Extract the entries in their exact form.

▶ [Dataset content]
+ + + +
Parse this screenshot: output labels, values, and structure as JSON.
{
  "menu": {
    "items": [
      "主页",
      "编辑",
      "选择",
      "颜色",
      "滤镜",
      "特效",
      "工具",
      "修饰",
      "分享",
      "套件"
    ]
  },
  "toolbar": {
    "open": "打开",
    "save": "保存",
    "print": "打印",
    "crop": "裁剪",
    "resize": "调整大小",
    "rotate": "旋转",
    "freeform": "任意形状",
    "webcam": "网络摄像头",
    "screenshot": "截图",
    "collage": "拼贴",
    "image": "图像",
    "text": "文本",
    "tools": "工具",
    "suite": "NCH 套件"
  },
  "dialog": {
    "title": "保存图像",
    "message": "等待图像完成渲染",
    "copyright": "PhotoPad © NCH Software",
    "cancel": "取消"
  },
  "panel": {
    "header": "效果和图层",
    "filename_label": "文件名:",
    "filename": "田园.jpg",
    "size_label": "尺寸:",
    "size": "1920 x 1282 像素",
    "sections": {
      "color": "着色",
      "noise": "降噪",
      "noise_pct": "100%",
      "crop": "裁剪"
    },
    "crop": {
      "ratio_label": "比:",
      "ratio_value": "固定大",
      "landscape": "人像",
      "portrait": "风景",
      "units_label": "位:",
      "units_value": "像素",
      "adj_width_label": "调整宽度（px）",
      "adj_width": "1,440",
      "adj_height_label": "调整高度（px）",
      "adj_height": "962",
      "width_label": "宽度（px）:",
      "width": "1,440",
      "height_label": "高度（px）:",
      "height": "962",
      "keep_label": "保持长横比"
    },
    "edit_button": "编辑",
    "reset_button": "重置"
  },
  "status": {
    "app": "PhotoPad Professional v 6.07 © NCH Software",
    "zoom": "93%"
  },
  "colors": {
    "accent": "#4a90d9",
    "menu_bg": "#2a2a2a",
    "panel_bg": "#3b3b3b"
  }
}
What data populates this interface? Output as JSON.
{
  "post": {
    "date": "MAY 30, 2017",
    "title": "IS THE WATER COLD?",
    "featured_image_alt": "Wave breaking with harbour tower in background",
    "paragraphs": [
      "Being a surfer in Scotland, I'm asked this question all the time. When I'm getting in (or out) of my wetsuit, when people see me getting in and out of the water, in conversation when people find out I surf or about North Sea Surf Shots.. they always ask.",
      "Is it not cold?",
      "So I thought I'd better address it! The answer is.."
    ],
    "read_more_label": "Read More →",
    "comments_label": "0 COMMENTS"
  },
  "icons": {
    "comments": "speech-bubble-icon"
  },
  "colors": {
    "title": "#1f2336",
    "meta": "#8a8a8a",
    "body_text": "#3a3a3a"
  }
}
+ + + +
▶ [Answer for the task]
Parse this screenshot: output labels, values, and structure as JSON.
{
  "menu": {
    "items": [
      "主页",
      "编辑",
      "选择",
      "颜色",
      "滤镜",
      "特效",
      "工具",
      "修饰",
      "分享",
      "套件"
    ]
  },
  "toolbar": {
    "open": "打开",
    "save": "保存",
    "print": "打印",
    "crop": "裁剪",
    "resize": "调整大小",
    "rotate": "旋转",
    "freeform": "任意形状",
    "webcam": "网络摄像头",
    "screenshot": "截图",
    "collage": "拼贴",
    "image": "图像",
    "text": "文本",
    "tools": "工具",
    "suite": "NCH 套件"
  },
  "dialog": {
    "title": "保存图像",
    "message": "等待图像完成渲染",
    "copyright": "PhotoPad © NCH Software",
    "cancel": "取消"
  },
  "panel": {
    "header": "效果和图层",
    "filename_label": "文件名:",
    "filename": "田园.jpg",
    "size_label": "尺寸:",
    "size": "1920 x 1282 像素",
    "sections": {
      "color": "着色",
      "noise": "降噪",
      "noise_pct": "100%",
      "crop": "裁剪"
    },
    "crop": {
      "ratio_label": "比:",
      "ratio_value": "固定大",
      "landscape": "人像",
      "portrait": "风景",
      "units_label": "位:",
      "units_value": "像素",
      "adj_width_label": "调整宽度（px）",
      "adj_width": "1,440",
      "adj_height_label": "调整高度（px）",
      "adj_height": "962",
      "width_label": "宽度（px）:",
      "width": "1,440",
      "height_label": "高度（px）:",
      "height": "962",
      "keep_label": "保持长横比"
    },
    "edit_button": "编辑",
    "reset_button": "重置"
  },
  "status": {
    "app": "PhotoPad Professional v 6.07 © NCH Software",
    "zoom": "93%"
  },
  "colors": {
    "accent": "#4a90d9",
    "menu_bg": "#2a2a2a",
    "panel_bg": "#3b3b3b"
  }
}
What data populates this interface? Output as JSON.
{
  "post": {
    "date": "MAY 30, 2017",
    "title": "IS THE WATER COLD?",
    "featured_image_alt": "Wave breaking with harbour tower in background",
    "paragraphs": [
      "Being a surfer in Scotland, I'm asked this question all the time. When I'm getting in (or out) of my wetsuit, when people see me getting in and out of the water, in conversation when people find out I surf or about North Sea Surf Shots.. they always ask.",
      "Is it not cold?",
      "So I thought I'd better address it! The answer is.."
    ],
    "read_more_label": "Read More →",
    "comments_label": "0 COMMENTS"
  },
  "icons": {
    "comments": "speech-bubble-icon"
  },
  "colors": {
    "title": "#1f2336",
    "meta": "#8a8a8a",
    "body_text": "#3a3a3a"
  }
}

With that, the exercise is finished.